Start of Provided records

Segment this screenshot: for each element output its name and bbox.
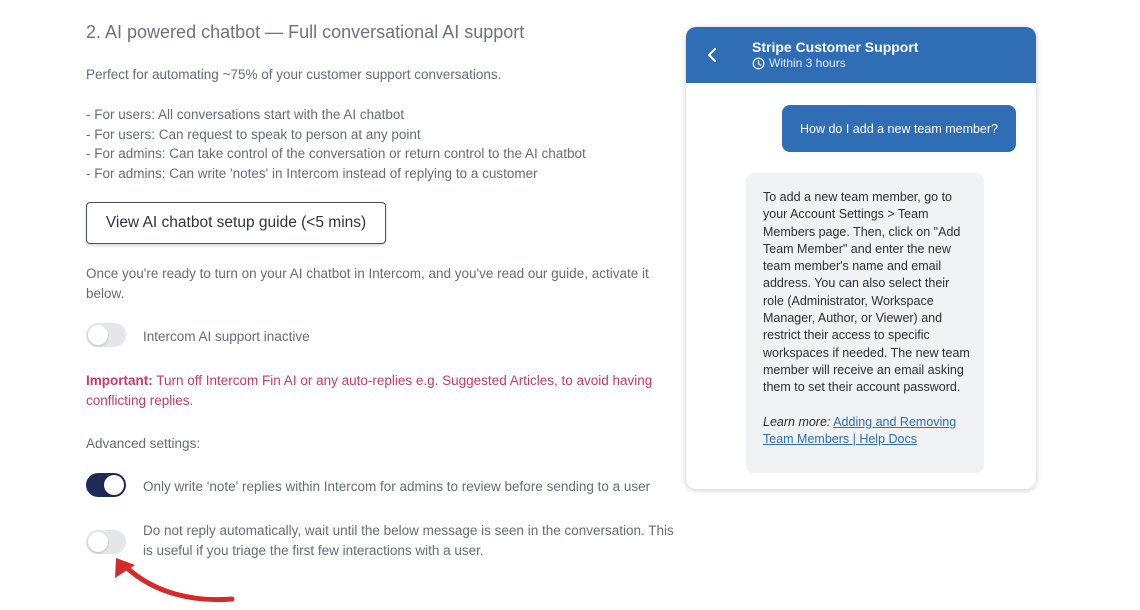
clock-icon xyxy=(752,57,765,70)
chat-title: Stripe Customer Support xyxy=(752,39,919,55)
bot-message: To add a new team member, go to your Acc… xyxy=(763,189,973,448)
important-notice: Important: Turn off Intercom Fin AI or a… xyxy=(86,371,676,410)
chat-header: Stripe Customer Support Within 3 hours xyxy=(686,27,1036,83)
user-message-bubble: How do I add a new team member? xyxy=(782,105,1016,152)
toggle-knob xyxy=(104,475,124,495)
response-time-text: Within 3 hours xyxy=(769,56,846,70)
toggle-knob xyxy=(88,325,108,345)
list-item: - For users: Can request to speak to per… xyxy=(86,126,421,142)
setup-guide-button[interactable]: View AI chatbot setup guide (<5 mins) xyxy=(86,202,386,244)
activate-instructions: Once you're ready to turn on your AI cha… xyxy=(86,266,649,301)
list-item: - For users: All conversations start wit… xyxy=(86,107,405,122)
scroll-fade xyxy=(746,447,984,473)
red-arrow-annotation xyxy=(115,558,235,603)
section-title: 2. AI powered chatbot — Full conversatio… xyxy=(86,22,525,42)
chat-preview-widget: Stripe Customer Support Within 3 hours H… xyxy=(686,27,1036,489)
toggle-knob xyxy=(88,532,108,552)
important-text: Turn off Intercom Fin AI or any auto-rep… xyxy=(86,373,653,408)
learn-more-label: Learn more: xyxy=(763,414,831,429)
important-prefix: Important: xyxy=(86,373,153,388)
ai-support-toggle[interactable] xyxy=(86,323,126,347)
chat-response-time: Within 3 hours xyxy=(752,56,846,70)
list-item: - For admins: Can take control of the co… xyxy=(86,146,586,161)
bot-message-text: To add a new team member, go to your Acc… xyxy=(763,190,970,395)
feature-list: - For users: All conversations start wit… xyxy=(86,105,586,183)
note-replies-toggle[interactable] xyxy=(86,473,126,497)
section-intro: Perfect for automating ~75% of your cust… xyxy=(86,67,502,82)
chevron-left-icon[interactable] xyxy=(700,41,724,69)
bot-message-bubble: To add a new team member, go to your Acc… xyxy=(746,173,984,473)
ai-support-toggle-label: Intercom AI support inactive xyxy=(143,329,310,344)
advanced-settings-heading: Advanced settings: xyxy=(86,436,201,451)
note-replies-toggle-label: Only write 'note' replies within Interco… xyxy=(143,479,651,494)
learn-more: Learn more: Adding and Removing Team Mem… xyxy=(763,414,973,449)
list-item: - For admins: Can write 'notes' in Inter… xyxy=(86,165,538,181)
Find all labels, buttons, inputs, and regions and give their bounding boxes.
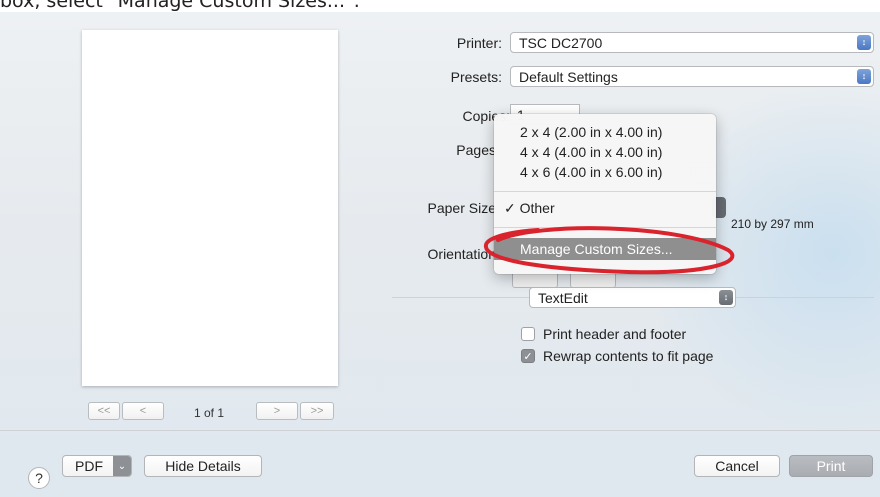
rewrap-label: Rewrap contents to fit page xyxy=(543,348,714,364)
presets-popup[interactable]: Default Settings ↕ xyxy=(510,66,874,87)
printer-value: TSC DC2700 xyxy=(519,34,603,51)
printer-label: Printer: xyxy=(456,35,502,51)
hide-details-button[interactable]: Hide Details xyxy=(144,455,262,477)
app-section-popup[interactable]: TextEdit ↕ xyxy=(529,287,736,308)
chevron-down-icon: ⌄ xyxy=(113,456,131,476)
page-count: 1 of 1 xyxy=(194,406,225,420)
pdf-label: PDF xyxy=(75,458,103,474)
header-footer-label: Print header and footer xyxy=(543,326,687,342)
app-section-value: TextEdit xyxy=(538,289,588,306)
cancel-button[interactable]: Cancel xyxy=(694,455,780,477)
updown-arrows-icon: ↕ xyxy=(857,35,871,50)
updown-arrows-icon: ↕ xyxy=(719,290,733,305)
menu-separator xyxy=(494,191,716,192)
printer-popup[interactable]: TSC DC2700 ↕ xyxy=(510,32,874,53)
rewrap-checkbox[interactable]: ✓ xyxy=(521,349,535,363)
footer-divider xyxy=(0,430,880,431)
help-button[interactable]: ? xyxy=(28,467,50,489)
last-page-button[interactable]: >> xyxy=(300,402,334,420)
updown-arrows-icon: ↕ xyxy=(857,69,871,84)
menu-item-other[interactable]: ✓ Other xyxy=(504,200,555,217)
rewrap-contents-option[interactable]: ✓ Rewrap contents to fit page xyxy=(521,348,713,364)
print-header-footer-option[interactable]: Print header and footer xyxy=(521,326,686,342)
menu-item-4x6[interactable]: 4 x 6 (4.00 in x 6.00 in) xyxy=(520,164,662,180)
paper-size-label: Paper Size xyxy=(427,200,496,216)
presets-label: Presets: xyxy=(450,69,502,85)
red-annotation-circle xyxy=(484,226,735,275)
header-footer-checkbox[interactable] xyxy=(521,327,535,341)
presets-value: Default Settings xyxy=(519,68,618,85)
previous-page-button[interactable]: < xyxy=(122,402,164,420)
next-page-button[interactable]: > xyxy=(256,402,298,420)
print-button[interactable]: Print xyxy=(789,455,873,477)
pdf-menu-button[interactable]: PDF ⌄ xyxy=(62,455,132,477)
first-page-button[interactable]: << xyxy=(88,402,120,420)
menu-item-2x4[interactable]: 2 x 4 (2.00 in x 4.00 in) xyxy=(520,124,662,140)
print-dialog: << < 1 of 1 > >> Printer: TSC DC2700 ↕ P… xyxy=(0,12,880,497)
print-preview-page xyxy=(82,30,338,386)
pages-label: Pages xyxy=(456,142,496,158)
menu-item-4x4[interactable]: 4 x 4 (4.00 in x 4.00 in) xyxy=(520,144,662,160)
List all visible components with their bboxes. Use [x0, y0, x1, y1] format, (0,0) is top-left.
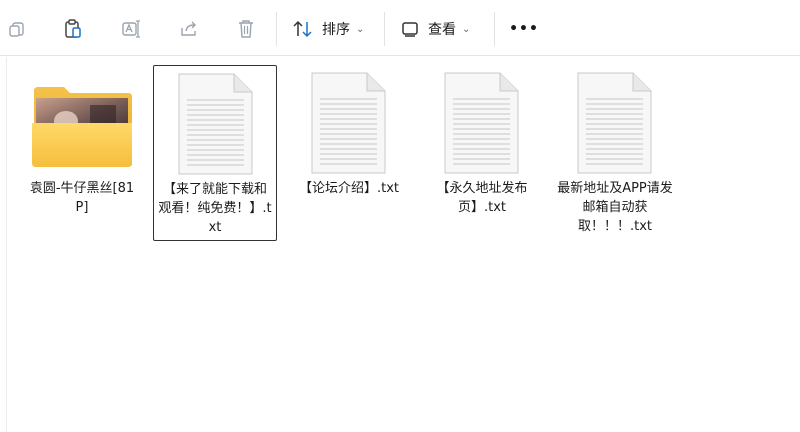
trash-icon	[239, 20, 253, 38]
command-bar: 排序 ⌄ 查看 ⌄ •••	[0, 0, 800, 56]
view-icon	[402, 22, 418, 37]
text-file-icon	[178, 73, 253, 175]
rename-icon	[122, 20, 140, 38]
more-icon: •••	[509, 21, 539, 37]
view-button[interactable]: 查看 ⌄	[400, 12, 484, 46]
view-label: 查看	[428, 22, 456, 38]
file-name: 【论坛介绍】.txt	[298, 181, 400, 196]
sort-label: 排序	[322, 22, 350, 38]
rename-button[interactable]	[116, 12, 146, 46]
file-name: 最新地址及APP请发邮箱自动获取！！！.txt	[557, 181, 673, 234]
copy-button[interactable]	[4, 12, 30, 46]
text-file-icon	[577, 72, 652, 174]
folder-icon	[32, 87, 132, 167]
file-name: 【永久地址发布页】.txt	[436, 181, 528, 215]
text-file-icon	[311, 72, 386, 174]
copy-icon	[9, 22, 24, 37]
more-options-button[interactable]: •••	[506, 12, 542, 46]
toolbar-divider	[276, 12, 277, 46]
chevron-down-icon: ⌄	[356, 23, 365, 35]
sort-icon	[293, 20, 312, 38]
file-name: 【来了就能下载和观看！纯免费！】.txt	[158, 182, 272, 235]
text-file-icon	[444, 72, 519, 174]
delete-button[interactable]	[232, 12, 260, 46]
toolbar-divider	[384, 12, 385, 46]
share-button[interactable]	[174, 12, 204, 46]
sort-button[interactable]: 排序 ⌄	[292, 12, 378, 46]
toolbar-divider	[494, 12, 495, 46]
chevron-down-icon: ⌄	[462, 23, 471, 35]
paste-button[interactable]	[58, 12, 88, 46]
pane-divider	[6, 57, 7, 432]
file-item-selected[interactable]: 【来了就能下载和观看！纯免费！】.txt	[153, 65, 277, 241]
file-view: 袁圆-牛仔黑丝[81P] 【来了就能下载和观看！纯免费！】.txt 【论坛介绍】…	[0, 57, 800, 432]
paste-icon	[65, 19, 81, 38]
share-icon	[181, 21, 196, 36]
file-name: 袁圆-牛仔黑丝[81P]	[29, 181, 135, 215]
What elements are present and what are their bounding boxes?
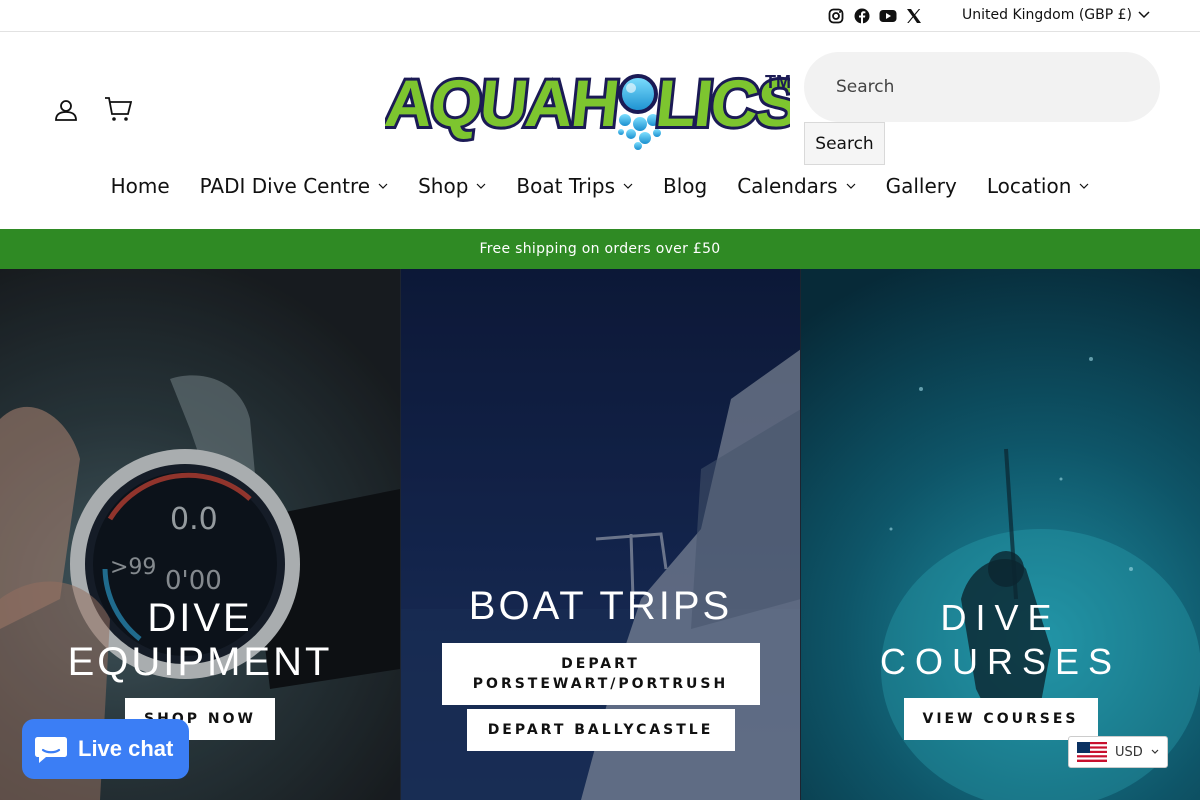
chevron-down-icon	[623, 183, 633, 189]
nav-item-padi-dive-centre[interactable]: PADI Dive Centre	[200, 174, 388, 198]
live-chat-label: Live chat	[78, 736, 174, 761]
logo-wordmark-left: AQUAH	[385, 68, 621, 141]
announcement-text: Free shipping on orders over £50	[479, 241, 721, 257]
main-nav: Home PADI Dive Centre Shop Boat Trips Bl…	[0, 174, 1200, 198]
utility-bar: United Kingdom (GBP £)	[0, 0, 1200, 32]
region-currency-selector[interactable]: United Kingdom (GBP £)	[962, 7, 1150, 23]
nav-item-location[interactable]: Location	[987, 174, 1090, 198]
social-links	[827, 7, 923, 25]
chat-bubble-icon	[35, 737, 67, 763]
view-courses-button[interactable]: VIEW COURSES	[903, 698, 1098, 740]
chevron-down-icon	[1151, 749, 1159, 754]
nav-item-blog[interactable]: Blog	[663, 174, 707, 198]
youtube-icon[interactable]	[879, 7, 897, 25]
search-input[interactable]	[804, 52, 1160, 122]
facebook-icon[interactable]	[853, 7, 871, 25]
nav-item-shop[interactable]: Shop	[418, 174, 486, 198]
depart-ballycastle-button[interactable]: DEPART BALLYCASTLE	[466, 709, 735, 751]
currency-code: USD	[1115, 744, 1143, 760]
us-flag-icon	[1077, 742, 1107, 762]
instagram-icon[interactable]	[827, 7, 845, 25]
panel-boat-trips[interactable]: BOAT TRIPS DEPART PORSTEWART/PORTRUSH DE…	[400, 269, 800, 800]
nav-item-calendars[interactable]: Calendars	[737, 174, 856, 198]
panel-dive-courses[interactable]: DIVE COURSES VIEW COURSES	[800, 269, 1200, 800]
nav-item-boat-trips[interactable]: Boat Trips	[516, 174, 633, 198]
chevron-down-icon	[378, 183, 388, 189]
cart-icon[interactable]	[104, 96, 132, 122]
live-chat-button[interactable]: Live chat	[22, 719, 189, 779]
trademark-mark: TM	[765, 72, 790, 92]
depart-portstewart-portrush-button[interactable]: DEPART PORSTEWART/PORTRUSH	[441, 643, 760, 705]
nav-item-home[interactable]: Home	[111, 174, 170, 198]
chevron-down-icon	[1079, 183, 1089, 189]
chevron-down-icon	[1138, 11, 1150, 19]
search-button[interactable]: Search	[804, 122, 885, 165]
account-icon[interactable]	[54, 98, 78, 122]
region-currency-label: United Kingdom (GBP £)	[962, 7, 1132, 23]
chevron-down-icon	[846, 183, 856, 189]
panel-title-boat-trips: BOAT TRIPS	[468, 584, 733, 628]
nav-item-gallery[interactable]: Gallery	[886, 174, 957, 198]
panel-title-dive-equipment: DIVE EQUIPMENT	[67, 596, 333, 684]
aquaholics-logo[interactable]: AQUAH AQUAH LICS LICS TM	[385, 68, 790, 150]
announcement-bar: Free shipping on orders over £50	[0, 229, 1200, 269]
currency-converter[interactable]: USD	[1068, 736, 1168, 768]
x-icon[interactable]	[905, 7, 923, 25]
chevron-down-icon	[476, 183, 486, 189]
panel-title-dive-courses: DIVE COURSES	[879, 597, 1122, 682]
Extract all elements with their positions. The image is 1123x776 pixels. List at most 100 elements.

End of Provided records

◆ **Job**
Find every line in the listing above that contains the word "conversations", matching case exactly, and copy each of those lines.

◆ **Complete answer**
list-item: - For users: All conversations start wit… xyxy=(86,107,405,122)
feature-list: - For users: All conversations start wit… xyxy=(86,105,586,183)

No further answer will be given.